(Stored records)
>> Start

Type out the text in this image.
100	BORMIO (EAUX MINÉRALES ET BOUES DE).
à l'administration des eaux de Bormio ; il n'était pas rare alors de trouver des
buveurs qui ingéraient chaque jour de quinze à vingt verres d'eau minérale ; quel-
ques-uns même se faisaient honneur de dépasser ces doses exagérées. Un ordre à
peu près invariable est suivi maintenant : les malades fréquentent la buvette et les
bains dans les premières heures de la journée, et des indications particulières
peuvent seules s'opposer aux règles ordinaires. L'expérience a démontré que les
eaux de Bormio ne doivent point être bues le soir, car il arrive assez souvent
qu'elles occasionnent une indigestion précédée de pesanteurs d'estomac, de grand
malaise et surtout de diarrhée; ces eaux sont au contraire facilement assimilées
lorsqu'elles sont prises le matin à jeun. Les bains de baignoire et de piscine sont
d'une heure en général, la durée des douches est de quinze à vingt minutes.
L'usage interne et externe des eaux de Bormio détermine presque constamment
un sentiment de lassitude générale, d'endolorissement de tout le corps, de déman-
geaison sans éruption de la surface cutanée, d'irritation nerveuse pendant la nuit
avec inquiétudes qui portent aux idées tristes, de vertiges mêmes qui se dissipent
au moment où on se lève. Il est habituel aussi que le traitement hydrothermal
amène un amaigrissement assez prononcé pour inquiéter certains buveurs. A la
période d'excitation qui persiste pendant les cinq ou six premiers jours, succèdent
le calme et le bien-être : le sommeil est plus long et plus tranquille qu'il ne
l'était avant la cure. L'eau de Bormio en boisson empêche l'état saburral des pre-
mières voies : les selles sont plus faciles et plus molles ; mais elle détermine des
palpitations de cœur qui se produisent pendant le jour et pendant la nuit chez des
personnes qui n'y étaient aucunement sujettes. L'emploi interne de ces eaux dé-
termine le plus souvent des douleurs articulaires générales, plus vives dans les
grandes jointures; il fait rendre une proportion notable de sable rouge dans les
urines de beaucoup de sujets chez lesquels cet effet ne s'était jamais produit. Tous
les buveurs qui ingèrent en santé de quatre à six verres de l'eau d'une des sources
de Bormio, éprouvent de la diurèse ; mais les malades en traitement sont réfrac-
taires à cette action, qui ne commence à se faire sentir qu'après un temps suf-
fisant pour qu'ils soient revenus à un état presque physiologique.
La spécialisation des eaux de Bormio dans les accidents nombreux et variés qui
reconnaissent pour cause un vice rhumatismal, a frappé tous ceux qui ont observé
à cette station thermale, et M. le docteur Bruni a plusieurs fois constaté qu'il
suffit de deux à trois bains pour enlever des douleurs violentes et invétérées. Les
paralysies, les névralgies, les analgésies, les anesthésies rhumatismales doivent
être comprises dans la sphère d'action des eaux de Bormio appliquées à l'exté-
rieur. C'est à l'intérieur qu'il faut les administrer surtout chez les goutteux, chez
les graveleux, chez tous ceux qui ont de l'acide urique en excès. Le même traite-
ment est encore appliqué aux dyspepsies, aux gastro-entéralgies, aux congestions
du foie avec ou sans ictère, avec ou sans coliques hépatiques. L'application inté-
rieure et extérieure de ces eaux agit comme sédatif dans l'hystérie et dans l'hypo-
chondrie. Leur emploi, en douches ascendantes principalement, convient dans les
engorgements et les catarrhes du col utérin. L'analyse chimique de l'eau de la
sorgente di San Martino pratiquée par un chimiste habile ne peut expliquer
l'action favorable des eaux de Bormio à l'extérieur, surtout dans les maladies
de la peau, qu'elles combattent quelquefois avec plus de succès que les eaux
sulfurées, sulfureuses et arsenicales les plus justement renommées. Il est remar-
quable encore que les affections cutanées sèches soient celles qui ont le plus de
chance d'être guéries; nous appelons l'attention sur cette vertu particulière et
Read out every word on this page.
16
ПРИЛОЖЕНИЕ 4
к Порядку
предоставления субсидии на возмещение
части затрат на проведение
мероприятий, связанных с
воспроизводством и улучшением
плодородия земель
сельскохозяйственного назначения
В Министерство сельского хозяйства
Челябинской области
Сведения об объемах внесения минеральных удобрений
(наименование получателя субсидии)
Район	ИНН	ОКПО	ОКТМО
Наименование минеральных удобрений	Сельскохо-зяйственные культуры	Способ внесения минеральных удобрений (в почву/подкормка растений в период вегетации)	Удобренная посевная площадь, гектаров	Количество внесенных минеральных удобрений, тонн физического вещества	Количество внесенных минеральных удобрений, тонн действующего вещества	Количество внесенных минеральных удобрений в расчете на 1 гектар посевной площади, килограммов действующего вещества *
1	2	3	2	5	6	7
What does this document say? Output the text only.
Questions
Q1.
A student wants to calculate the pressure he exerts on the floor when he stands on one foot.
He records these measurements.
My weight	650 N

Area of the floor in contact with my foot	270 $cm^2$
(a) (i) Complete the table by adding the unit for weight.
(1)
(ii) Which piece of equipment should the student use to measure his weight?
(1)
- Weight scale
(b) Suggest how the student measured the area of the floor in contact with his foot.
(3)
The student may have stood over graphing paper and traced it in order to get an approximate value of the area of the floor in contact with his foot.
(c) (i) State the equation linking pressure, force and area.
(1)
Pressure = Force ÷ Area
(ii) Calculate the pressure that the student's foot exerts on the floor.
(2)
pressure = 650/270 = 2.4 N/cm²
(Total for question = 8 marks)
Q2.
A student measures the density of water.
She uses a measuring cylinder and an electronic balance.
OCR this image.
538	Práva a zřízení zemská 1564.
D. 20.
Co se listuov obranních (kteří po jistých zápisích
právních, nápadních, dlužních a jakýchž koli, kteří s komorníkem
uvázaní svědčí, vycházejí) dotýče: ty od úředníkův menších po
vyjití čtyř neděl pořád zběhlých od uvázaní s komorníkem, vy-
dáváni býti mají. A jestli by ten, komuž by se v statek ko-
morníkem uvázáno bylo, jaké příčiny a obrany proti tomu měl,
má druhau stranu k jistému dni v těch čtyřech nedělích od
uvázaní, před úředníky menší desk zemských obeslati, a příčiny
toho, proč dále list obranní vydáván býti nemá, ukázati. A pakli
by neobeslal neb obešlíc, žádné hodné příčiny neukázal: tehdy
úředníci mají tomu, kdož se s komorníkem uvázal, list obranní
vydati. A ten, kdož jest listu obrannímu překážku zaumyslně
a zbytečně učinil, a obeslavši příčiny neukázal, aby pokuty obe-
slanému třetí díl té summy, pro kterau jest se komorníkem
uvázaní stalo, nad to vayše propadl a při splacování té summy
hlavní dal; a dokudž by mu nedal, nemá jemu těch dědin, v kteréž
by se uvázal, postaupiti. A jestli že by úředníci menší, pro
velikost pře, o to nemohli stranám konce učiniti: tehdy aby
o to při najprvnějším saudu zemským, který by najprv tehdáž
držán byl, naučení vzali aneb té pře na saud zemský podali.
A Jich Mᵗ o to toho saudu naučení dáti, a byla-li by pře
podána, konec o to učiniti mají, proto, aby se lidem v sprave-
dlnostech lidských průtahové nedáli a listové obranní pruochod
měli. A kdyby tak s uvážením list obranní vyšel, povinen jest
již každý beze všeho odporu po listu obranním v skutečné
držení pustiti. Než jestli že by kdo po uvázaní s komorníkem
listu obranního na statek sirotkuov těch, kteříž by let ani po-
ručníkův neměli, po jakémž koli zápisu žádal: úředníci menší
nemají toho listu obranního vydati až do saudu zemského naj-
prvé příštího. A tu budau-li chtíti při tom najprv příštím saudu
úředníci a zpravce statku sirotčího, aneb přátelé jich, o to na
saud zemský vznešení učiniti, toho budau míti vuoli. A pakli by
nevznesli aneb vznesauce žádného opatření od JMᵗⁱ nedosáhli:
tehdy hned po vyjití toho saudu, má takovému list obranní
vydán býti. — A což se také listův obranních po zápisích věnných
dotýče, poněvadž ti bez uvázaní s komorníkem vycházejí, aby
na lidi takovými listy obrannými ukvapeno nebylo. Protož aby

>> End

Look through the listing and extract every line with "doivent" in it.

* **TASK RESULT**:
eaux de Bormio ne doivent point être bues le soir, car il arrive assez souvent
paralysies, les névralgies, les analgésies, les anesthésies rhumatismales doivent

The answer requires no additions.